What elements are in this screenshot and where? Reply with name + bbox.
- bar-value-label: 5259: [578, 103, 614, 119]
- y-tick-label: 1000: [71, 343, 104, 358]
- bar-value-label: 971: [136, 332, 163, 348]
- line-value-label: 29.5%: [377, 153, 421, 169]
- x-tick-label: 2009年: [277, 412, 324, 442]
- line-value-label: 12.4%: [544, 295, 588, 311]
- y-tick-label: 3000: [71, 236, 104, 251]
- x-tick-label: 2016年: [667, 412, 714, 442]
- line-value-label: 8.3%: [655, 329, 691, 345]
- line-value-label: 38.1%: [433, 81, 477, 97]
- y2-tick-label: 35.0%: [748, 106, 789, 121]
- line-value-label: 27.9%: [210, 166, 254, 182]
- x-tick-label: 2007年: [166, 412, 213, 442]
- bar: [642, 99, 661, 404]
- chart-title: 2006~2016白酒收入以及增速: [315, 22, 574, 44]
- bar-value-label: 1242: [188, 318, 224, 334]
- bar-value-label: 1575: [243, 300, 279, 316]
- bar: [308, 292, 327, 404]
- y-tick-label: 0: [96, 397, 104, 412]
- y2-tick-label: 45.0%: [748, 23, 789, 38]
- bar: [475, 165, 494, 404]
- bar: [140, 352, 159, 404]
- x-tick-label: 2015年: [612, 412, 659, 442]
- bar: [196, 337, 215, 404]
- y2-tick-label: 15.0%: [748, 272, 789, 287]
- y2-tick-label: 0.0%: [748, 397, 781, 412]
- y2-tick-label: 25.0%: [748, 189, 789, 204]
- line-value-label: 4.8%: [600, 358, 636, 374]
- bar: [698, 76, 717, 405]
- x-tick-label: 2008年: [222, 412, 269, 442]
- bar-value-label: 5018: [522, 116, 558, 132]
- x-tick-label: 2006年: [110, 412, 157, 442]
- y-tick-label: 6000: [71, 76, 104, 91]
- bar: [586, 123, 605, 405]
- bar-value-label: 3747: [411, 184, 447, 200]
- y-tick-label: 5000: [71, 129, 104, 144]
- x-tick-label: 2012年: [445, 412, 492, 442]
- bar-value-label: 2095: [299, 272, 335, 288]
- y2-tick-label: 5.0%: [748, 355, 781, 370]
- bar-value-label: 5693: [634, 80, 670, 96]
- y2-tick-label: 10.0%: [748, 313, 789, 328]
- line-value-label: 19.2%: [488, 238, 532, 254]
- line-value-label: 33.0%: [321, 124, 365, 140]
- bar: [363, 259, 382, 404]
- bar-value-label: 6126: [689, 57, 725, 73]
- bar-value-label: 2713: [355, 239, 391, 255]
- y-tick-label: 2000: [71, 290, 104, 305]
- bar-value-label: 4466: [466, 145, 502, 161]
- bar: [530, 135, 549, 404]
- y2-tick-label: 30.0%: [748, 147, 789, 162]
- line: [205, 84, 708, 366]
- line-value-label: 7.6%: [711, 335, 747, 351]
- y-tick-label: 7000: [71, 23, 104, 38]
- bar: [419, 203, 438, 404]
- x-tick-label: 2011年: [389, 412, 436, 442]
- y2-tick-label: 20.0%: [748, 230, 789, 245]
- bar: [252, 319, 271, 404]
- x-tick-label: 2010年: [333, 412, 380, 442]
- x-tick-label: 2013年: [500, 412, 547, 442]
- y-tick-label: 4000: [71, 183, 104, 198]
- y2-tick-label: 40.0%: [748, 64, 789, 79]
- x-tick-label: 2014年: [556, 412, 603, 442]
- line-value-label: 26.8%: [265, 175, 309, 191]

**WORK INSTRUCTIONS**
Repeat the lines of the material above, from the first one through the line containing "- x-tick-label: 2016年: [667, 412, 714, 442]".

**TASK RESPONSE**
What elements are in this screenshot and where? Reply with name + bbox.
- bar-value-label: 5259: [578, 103, 614, 119]
- y-tick-label: 1000: [71, 343, 104, 358]
- bar-value-label: 971: [136, 332, 163, 348]
- line-value-label: 29.5%: [377, 153, 421, 169]
- x-tick-label: 2009年: [277, 412, 324, 442]
- line-value-label: 12.4%: [544, 295, 588, 311]
- y-tick-label: 3000: [71, 236, 104, 251]
- x-tick-label: 2016年: [667, 412, 714, 442]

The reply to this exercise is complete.